#### PAGE TEXT

No provider controls the network alone. A publisher who tries to alter a player's history would be rejected by every other node — the same way no single bank can rewrite the Bitcoin ledger.

Game API Oracles

In the demo, matches are simulated locally. In production, match records would be sourced from official game APIs via trusted oracles — services that fetch, sign, and submit match proofs without any player being able to fabricate a result:

Riot API ──► Oracle Node (fetches + signs) ──► PlayerGraph Chain

Multiple independent oracles attest to each match. A threshold of 3-of-5 oracles agreeing is required before a match block is accepted — so no single oracle can forge a result.


Bitcoin Anchoring

The PlayerGraph Chain is anchored to the Bitcoin Testnet blockchain in real-time from the Block Explorer.

When you click Anchor to Bitcoin, the server:

  1. Takes the current chain tip hash (the latest block's SHA-256 hash)
  2. Constructs a Bitcoin transaction with an OP_RETURN output embedding that 32-byte hash
  3. Broadcasts it to the Bitcoin Testnet network via the Blockstream API
  4. Records the transaction ID so it can never be re-anchored for the same chain state
PlayerGraph Chain tip hash
         ↓
  Bitcoin OP_RETURN tx
  (0 satoshis output, 1000 sat fee)

########

### TASK STATEMENT
Pick up the PlayerGraph Chain text after its last line, the OP_RETURN transaction diagram, and keep writing it.

#### INFORMATION PROVIDED

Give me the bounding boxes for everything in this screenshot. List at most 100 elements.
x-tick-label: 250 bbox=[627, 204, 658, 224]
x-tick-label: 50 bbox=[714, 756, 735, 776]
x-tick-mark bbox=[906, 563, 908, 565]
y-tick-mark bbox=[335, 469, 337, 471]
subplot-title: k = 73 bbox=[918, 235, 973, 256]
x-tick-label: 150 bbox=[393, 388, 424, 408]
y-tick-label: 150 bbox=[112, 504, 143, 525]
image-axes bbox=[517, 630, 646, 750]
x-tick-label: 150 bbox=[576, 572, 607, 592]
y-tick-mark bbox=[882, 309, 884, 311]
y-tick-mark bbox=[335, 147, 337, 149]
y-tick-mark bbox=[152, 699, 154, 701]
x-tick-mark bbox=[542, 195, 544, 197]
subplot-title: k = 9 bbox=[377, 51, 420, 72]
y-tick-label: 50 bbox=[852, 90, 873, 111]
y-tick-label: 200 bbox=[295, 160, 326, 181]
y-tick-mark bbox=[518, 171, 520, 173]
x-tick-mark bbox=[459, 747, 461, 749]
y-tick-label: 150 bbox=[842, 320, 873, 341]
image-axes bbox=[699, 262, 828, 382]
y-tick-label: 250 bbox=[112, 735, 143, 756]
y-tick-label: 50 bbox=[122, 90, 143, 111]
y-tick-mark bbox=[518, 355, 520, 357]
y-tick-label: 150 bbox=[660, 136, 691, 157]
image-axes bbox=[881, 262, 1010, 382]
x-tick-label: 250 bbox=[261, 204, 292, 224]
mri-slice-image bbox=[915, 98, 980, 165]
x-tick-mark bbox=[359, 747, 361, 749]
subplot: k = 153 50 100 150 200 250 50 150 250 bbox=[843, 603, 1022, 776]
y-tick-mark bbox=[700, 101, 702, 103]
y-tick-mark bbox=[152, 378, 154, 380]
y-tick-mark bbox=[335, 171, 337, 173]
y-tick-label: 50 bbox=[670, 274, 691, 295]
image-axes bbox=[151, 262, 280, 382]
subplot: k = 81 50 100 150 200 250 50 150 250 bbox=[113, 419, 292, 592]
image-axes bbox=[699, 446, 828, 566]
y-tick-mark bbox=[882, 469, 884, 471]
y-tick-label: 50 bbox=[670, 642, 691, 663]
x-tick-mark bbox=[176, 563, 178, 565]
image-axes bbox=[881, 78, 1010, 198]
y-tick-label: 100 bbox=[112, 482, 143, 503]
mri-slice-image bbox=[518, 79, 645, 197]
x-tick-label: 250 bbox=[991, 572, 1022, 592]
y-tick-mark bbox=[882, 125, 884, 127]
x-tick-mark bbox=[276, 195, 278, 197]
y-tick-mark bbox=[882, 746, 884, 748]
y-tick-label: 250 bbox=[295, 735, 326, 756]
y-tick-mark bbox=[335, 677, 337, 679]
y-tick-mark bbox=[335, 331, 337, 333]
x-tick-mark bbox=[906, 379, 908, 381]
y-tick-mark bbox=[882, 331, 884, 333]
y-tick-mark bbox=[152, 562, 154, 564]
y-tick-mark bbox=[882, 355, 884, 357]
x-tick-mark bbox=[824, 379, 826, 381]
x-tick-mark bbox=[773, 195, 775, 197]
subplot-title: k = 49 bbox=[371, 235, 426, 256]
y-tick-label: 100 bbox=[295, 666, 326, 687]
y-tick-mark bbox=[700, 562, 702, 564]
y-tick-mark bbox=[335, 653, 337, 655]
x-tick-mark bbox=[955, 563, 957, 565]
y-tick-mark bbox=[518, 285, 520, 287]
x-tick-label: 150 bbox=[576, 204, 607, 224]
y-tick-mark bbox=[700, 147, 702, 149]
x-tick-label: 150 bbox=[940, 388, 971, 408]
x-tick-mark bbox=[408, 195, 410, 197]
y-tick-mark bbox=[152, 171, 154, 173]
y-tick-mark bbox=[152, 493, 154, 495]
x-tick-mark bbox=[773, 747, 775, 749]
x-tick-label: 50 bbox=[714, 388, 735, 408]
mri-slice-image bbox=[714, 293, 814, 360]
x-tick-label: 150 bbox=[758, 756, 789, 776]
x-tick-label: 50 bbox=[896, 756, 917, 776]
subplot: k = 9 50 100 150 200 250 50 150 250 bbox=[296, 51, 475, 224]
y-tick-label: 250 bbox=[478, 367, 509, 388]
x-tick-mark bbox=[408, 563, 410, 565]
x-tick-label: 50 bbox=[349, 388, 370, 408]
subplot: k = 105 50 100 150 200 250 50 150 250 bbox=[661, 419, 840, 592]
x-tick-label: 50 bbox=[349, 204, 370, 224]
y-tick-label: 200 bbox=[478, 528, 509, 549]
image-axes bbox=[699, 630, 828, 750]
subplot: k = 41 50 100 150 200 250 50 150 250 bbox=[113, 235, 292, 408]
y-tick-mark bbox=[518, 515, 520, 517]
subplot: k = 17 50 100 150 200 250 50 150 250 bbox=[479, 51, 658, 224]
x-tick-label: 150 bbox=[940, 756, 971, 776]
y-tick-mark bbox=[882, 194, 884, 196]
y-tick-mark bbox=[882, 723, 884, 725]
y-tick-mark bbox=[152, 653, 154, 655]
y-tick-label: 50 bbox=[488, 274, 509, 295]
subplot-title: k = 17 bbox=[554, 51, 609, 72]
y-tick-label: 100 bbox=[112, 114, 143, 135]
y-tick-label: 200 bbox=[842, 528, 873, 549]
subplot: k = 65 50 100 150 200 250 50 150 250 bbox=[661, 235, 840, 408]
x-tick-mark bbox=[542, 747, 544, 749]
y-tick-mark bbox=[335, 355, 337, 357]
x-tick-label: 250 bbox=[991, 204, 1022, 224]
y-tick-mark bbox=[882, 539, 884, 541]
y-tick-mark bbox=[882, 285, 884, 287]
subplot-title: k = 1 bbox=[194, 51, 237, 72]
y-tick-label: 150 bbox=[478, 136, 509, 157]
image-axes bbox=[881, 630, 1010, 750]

########

### ANSWER TO THE EXERCISE
         ↓
  Testnet blockchain
  (immutable, public, permanent)

This means the entire PlayerGraph history — every match, every rating, every signature — is timestamped on the most battle-tested public ledger in existence. Anyone can look up the transaction on any Bitcoin block explorer and verify that this exact chain state existed at that moment in time.

No match data is stored on Bitcoin. Only the 32-byte hash is anchored — making it extremely cheap (a fraction of a cent on mainnet) while providing cryptographic proof of the full history.

On mainnet this would cost ~$0.01–0.05 per anchor. For production, anchoring could run automatically every hour or after every N blocks.

Anchor to Bitcoin.


How the Demo Works

  1. Lobby view — ShadowFox enters a lobby of 9 other players. Familiarity badges and trust warnings appear immediately based on cross-game history and friend ratings.
  2. Player cards — Click any player to open their full timeline: every match you've shared, the score, which team you were on, which friends also played with them, and all ratings given and received.
  3. Simulate Match — Generates a real match block, mines it with proof-of-work, and anchors it to the chain.
  4. Rate teammates — Ratings are signed with the player's keypair and anchored as a separate block.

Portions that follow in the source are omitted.